What this task involves
Reproduce the material exactly, omitting nothing.

Dataset listings of figures

***

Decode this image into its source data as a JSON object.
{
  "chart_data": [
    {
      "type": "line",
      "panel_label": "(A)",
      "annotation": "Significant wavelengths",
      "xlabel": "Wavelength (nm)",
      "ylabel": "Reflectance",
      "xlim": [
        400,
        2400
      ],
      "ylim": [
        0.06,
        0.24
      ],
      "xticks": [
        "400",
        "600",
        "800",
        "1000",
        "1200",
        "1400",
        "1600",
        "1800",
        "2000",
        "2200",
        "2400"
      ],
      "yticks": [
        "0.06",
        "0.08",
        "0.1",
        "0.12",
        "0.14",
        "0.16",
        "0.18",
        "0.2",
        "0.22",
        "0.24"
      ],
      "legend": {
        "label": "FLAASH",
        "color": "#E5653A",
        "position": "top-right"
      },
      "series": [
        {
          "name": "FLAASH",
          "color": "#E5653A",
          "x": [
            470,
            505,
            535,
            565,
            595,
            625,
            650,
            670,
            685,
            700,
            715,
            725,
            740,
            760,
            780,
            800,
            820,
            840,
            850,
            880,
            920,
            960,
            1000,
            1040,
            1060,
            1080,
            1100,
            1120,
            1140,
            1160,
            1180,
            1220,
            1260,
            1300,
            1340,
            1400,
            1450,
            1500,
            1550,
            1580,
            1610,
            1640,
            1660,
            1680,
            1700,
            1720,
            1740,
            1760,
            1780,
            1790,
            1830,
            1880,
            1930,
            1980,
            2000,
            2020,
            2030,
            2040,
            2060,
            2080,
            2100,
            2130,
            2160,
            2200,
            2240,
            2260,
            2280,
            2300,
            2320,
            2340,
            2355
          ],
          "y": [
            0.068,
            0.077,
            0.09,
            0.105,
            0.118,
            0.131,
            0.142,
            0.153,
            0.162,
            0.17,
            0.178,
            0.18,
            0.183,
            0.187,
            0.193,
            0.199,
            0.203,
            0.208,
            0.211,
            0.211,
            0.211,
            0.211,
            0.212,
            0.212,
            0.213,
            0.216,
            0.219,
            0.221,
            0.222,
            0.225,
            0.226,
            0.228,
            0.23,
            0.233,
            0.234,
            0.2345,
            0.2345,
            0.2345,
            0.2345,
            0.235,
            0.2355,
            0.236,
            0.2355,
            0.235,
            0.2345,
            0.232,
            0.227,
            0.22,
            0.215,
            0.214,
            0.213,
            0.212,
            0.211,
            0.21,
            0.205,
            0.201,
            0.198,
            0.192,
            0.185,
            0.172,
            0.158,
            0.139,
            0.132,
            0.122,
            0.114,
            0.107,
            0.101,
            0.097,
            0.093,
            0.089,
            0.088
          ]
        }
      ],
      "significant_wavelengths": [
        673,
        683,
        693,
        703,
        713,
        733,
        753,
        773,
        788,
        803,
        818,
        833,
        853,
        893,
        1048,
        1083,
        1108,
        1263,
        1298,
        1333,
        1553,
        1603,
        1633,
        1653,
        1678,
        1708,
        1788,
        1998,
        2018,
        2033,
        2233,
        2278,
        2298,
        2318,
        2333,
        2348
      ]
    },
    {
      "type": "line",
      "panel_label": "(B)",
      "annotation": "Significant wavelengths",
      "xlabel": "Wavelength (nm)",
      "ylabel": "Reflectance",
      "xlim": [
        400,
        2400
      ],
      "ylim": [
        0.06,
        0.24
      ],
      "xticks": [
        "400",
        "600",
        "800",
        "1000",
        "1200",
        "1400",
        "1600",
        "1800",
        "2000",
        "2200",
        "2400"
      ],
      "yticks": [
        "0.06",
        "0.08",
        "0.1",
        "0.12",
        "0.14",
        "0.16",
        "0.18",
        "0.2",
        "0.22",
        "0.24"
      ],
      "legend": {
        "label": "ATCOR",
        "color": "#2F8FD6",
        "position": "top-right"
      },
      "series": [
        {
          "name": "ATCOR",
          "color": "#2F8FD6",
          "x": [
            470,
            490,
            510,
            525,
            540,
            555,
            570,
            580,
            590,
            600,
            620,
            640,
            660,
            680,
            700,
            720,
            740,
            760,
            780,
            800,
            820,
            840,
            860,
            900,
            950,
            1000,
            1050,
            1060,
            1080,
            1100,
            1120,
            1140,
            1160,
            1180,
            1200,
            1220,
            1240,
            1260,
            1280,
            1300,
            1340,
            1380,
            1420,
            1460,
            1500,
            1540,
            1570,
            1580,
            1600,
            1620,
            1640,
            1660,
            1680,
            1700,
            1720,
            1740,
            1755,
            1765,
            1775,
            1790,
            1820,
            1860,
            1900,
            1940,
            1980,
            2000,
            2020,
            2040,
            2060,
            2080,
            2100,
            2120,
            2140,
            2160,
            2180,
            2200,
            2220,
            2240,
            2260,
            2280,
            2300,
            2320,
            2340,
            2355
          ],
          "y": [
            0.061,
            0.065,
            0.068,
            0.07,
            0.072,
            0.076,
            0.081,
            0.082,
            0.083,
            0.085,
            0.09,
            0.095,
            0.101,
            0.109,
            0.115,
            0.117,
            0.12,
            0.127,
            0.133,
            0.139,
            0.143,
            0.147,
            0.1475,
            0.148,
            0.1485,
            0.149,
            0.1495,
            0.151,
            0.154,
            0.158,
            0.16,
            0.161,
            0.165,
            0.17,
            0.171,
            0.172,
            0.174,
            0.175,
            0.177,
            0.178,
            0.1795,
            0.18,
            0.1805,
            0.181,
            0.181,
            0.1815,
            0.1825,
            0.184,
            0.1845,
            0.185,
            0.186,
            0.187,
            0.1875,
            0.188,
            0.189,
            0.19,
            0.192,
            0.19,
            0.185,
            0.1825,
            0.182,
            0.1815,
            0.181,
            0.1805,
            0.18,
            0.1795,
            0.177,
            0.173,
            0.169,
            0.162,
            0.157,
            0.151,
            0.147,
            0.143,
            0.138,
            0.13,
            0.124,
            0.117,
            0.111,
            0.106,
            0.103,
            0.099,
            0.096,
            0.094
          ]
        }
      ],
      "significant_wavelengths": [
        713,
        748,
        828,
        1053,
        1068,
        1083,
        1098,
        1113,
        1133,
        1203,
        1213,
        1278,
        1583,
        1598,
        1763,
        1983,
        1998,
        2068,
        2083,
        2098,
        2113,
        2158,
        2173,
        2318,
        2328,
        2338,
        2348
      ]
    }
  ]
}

***

Output of the exercise
Decode this image into its source data as a JSON object.
{
  "chart_data": [
    {
      "type": "line",
      "panel_label": "(A)",
      "annotation": "Significant wavelengths",
      "xlabel": "Wavelength (nm)",
      "ylabel": "Reflectance",
      "xlim": [
        400,
        2400
      ],
      "ylim": [
        0.06,
        0.24
      ],
      "xticks": [
        "400",
        "600",
        "800",
        "1000",
        "1200",
        "1400",
        "1600",
        "1800",
        "2000",
        "2200",
        "2400"
      ],
      "yticks": [
        "0.06",
        "0.08",
        "0.1",
        "0.12",
        "0.14",
        "0.16",
        "0.18",
        "0.2",
        "0.22",
        "0.24"
      ],
      "legend": {
        "label": "FLAASH",
        "color": "#E5653A",
        "position": "top-right"
      },
      "series": [
        {
          "name": "FLAASH",
          "color": "#E5653A",
          "x": [
            470,
            505,
            535,
            565,
            595,
            625,
            650,
            670,
            685,
            700,
            715,
            725,
            740,
            760,
            780,
            800,
            820,
            840,
            850,
            880,
            920,
            960,
            1000,
            1040,
            1060,
            1080,
            1100,
            1120,
            1140,
            1160,
            1180,
            1220,
            1260,
            1300,
            1340,
            1400,
            1450,
            1500,
            1550,
            1580,
            1610,
            1640,
            1660,
            1680,
            1700,
            1720,
            1740,
            1760,
            1780,
            1790,
            1830,
            1880,
            1930,
            1980,
            2000,
            2020,
            2030,
            2040,
            2060,
            2080,
            2100,
            2130,
            2160,
            2200,
            2240,
            2260,
            2280,
            2300,
            2320,
            2340,
            2355
          ],
          "y": [
            0.068,
            0.077,
            0.09,
            0.105,
            0.118,
            0.131,
            0.142,
            0.153,
            0.162,
            0.17,
            0.178,
            0.18,
            0.183,
            0.187,
            0.193,
            0.199,
            0.203,
            0.208,
            0.211,
            0.211,
            0.211,
            0.211,
            0.212,
            0.212,
            0.213,
            0.216,
            0.219,
            0.221,
            0.222,
            0.225,
            0.226,
            0.228,
            0.23,
            0.233,
            0.234,
            0.2345,
            0.2345,
            0.2345,
            0.2345,
            0.235,
            0.2355,
            0.236,
            0.2355,
            0.235,
            0.2345,
            0.232,
            0.227,
            0.22,
            0.215,
            0.214,
            0.213,
            0.212,
            0.211,
            0.21,
            0.205,
            0.201,
            0.198,
            0.192,
            0.185,
            0.172,
            0.158,
            0.139,
            0.132,
            0.122,
            0.114,
            0.107,
            0.101,
            0.097,
            0.093,
            0.089,
            0.088
          ]
        }
      ],
      "significant_wavelengths": [
        673,
        683,
        693,
        703,
        713,
        733,
        753,
        773,
        788,
        803,
        818,
        833,
        853,
        893,
        1048,
        1083,
        1108,
        1263,
        1298,
        1333,
        1553,
        1603,
        1633,
        1653,
        1678,
        1708,
        1788,
        1998,
        2018,
        2033,
        2233,
        2278,
        2298,
        2318,
        2333,
        2348
      ]
    },
    {
      "type": "line",
      "panel_label": "(B)",
      "annotation": "Significant wavelengths",
      "xlabel": "Wavelength (nm)",
      "ylabel": "Reflectance",
      "xlim": [
        400,
        2400
      ],
      "ylim": [
        0.06,
        0.24
      ],
      "xticks": [
        "400",
        "600",
        "800",
        "1000",
        "1200",
        "1400",
        "1600",
        "1800",
        "2000",
        "2200",
        "2400"
      ],
      "yticks": [
        "0.06",
        "0.08",
        "0.1",
        "0.12",
        "0.14",
        "0.16",
        "0.18",
        "0.2",
        "0.22",
        "0.24"
      ],
      "legend": {
        "label": "ATCOR",
        "color": "#2F8FD6",
        "position": "top-right"
      },
      "series": [
        {
          "name": "ATCOR",
          "color": "#2F8FD6",
          "x": [
            470,
            490,
            510,
            525,
            540,
            555,
            570,
            580,
            590,
            600,
            620,
            640,
            660,
            680,
            700,
            720,
            740,
            760,
            780,
            800,
            820,
            840,
            860,
            900,
            950,
            1000,
            1050,
            1060,
            1080,
            1100,
            1120,
            1140,
            1160,
            1180,
            1200,
            1220,
            1240,
            1260,
            1280,
            1300,
            1340,
            1380,
            1420,
            1460,
            1500,
            1540,
            1570,
            1580,
            1600,
            1620,
            1640,
            1660,
            1680,
            1700,
            1720,
            1740,
            1755,
            1765,
            1775,
            1790,
            1820,
            1860,
            1900,
            1940,
            1980,
            2000,
            2020,
            2040,
            2060,
            2080,
            2100,
            2120,
            2140,
            2160,
            2180,
            2200,
            2220,
            2240,
            2260,
            2280,
            2300,
            2320,
            2340,
            2355
          ],
          "y": [
            0.061,
            0.065,
            0.068,
            0.07,
            0.072,
            0.076,
            0.081,
            0.082,
            0.083,
            0.085,
            0.09,
            0.095,
            0.101,
            0.109,
            0.115,
            0.117,
            0.12,
            0.127,
            0.133,
            0.139,
            0.143,
            0.147,
            0.1475,
            0.148,
            0.1485,
            0.149,
            0.1495,
            0.151,
            0.154,
            0.158,
            0.16,
            0.161,
            0.165,
            0.17,
            0.171,
            0.172,
            0.174,
            0.175,
            0.177,
            0.178,
            0.1795,
            0.18,
            0.1805,
            0.181,
            0.181,
            0.1815,
            0.1825,
            0.184,
            0.1845,
            0.185,
            0.186,
            0.187,
            0.1875,
            0.188,
            0.189,
            0.19,
            0.192,
            0.19,
            0.185,
            0.1825,
            0.182,
            0.1815,
            0.181,
            0.1805,
            0.18,
            0.1795,
            0.177,
            0.173,
            0.169,
            0.162,
            0.157,
            0.151,
            0.147,
            0.143,
            0.138,
            0.13,
            0.124,
            0.117,
            0.111,
            0.106,
            0.103,
            0.099,
            0.096,
            0.094
          ]
        }
      ],
      "significant_wavelengths": [
        713,
        748,
        828,
        1053,
        1068,
        1083,
        1098,
        1113,
        1133,
        1203,
        1213,
        1278,
        1583,
        1598,
        1763,
        1983,
        1998,
        2068,
        2083,
        2098,
        2113,
        2158,
        2173,
        2318,
        2328,
        2338,
        2348
      ]
    }
  ]
}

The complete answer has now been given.